PROBLEM TO SOLVE: Rewrite the passage of the multiple regression lecture starting with "Why we need" and going on through "for other factors.", substituting "determinants" for every occurrence of "factors".
═══ TEXT BLOCK ═══
Lecture 9: Multiple regression

Economics 326 — Introduction to Econometrics II

Vadim Marmer, UBC

Why we need a multiple regression model

There are many factors affecting the outcome variable Y.
If we want to estimate the marginal effect of one of the factors (regressors), we need to control for other factors.
Suppose that we are interested in the effect of X_{1} on Y, but Y is affected by both X_{1} and X_{2}:

Y_{i}=\beta _{0}+\beta _{1}X_{1,i}+\beta _{2}X_{2,i}+U_{i}.
Suppose we regress Y only on X_{1}:

\hat{\beta}_{1}=\frac{\sum_{i=1}^{n}\left( X_{1,i}-\bar{X}_{1}\right) Y_{i}}{\sum_{i=1}^{n}\left( X_{1,i}-\bar{X}_{1}\right) ^{2}}.
Since Y depends on X_{2} as well,

\begin{aligned} \hat{\beta}_{1} &=\frac{\sum_{i=1}^{n}\left( X_{1,i}-\bar{X}_{1}\right) \left( \beta _{0}+\beta _{1}X_{1,i}+\beta _{2}X_{2,i}+U_{i}\right) }{\sum_{i=1}^{n}\left( X_{1,i}-\bar{X}_{1}\right) ^{2}} \\ &=\beta _{1}+\beta _{2}\frac{\sum_{i=1}^{n}\left( X_{1,i}-\bar{X}_{1}\right) X_{2,i}}{\sum_{i=1}^{n}\left( X_{1,i}-\bar{X}_{1}\right) ^{2}}+\frac{\sum_{i=1}^{n}\left( X_{1,i}-\bar{X}_{1}\right) U_{i}}{\sum_{i=1}^{n}\left( X_{1,i}-\bar{X}_{1}\right) ^{2}}. \end{aligned}
Assume that \mathrm{E}\left[U_{i} \mid \mathbf{X}\right] = 0, where \mathbf{X} = \{(X_{1,i}, X_{2,i}): i = 1, \ldots, n\}. Then:

\mathrm{E}\left[\hat{\beta}_{1} \mid \mathbf{X}\right] =\beta _{1}+\beta _{2}\frac{\sum_{i=1}^{n}\left( X_{1,i}-\bar{X}_{1}\right) X_{2,i}}{\sum_{i=1}^{n}\left( X_{1,i}-\bar{X}_{1}\right) ^{2}}\neq \beta _{1}.
This bias is called omitted variable bias because it arises from omitting X_{2} from the regression.
The exception (no omitted variable bias) is when X_{1} and X_{2} are “orthogonal”:

\sum_{i=1}^{n}\left( X_{1,i}-\bar{X}_{1}\right) X_{2,i}=0.
═══ DATA EXTRACT ═══
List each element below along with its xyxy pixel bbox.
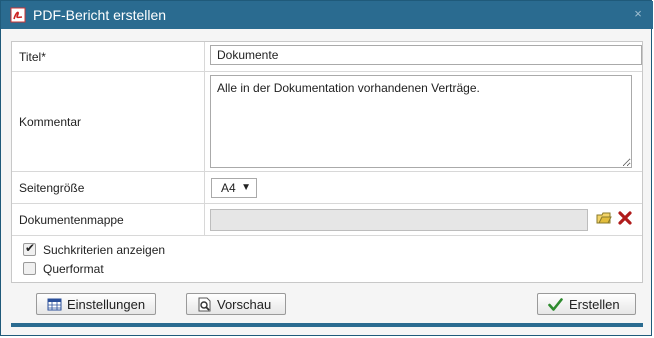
═══
ANSWER:
Why we need a multiple regression model

There are many determinants affecting the outcome variable Y.
If we want to estimate the marginal effect of one of the determinants (regressors), we need to control for other determinants.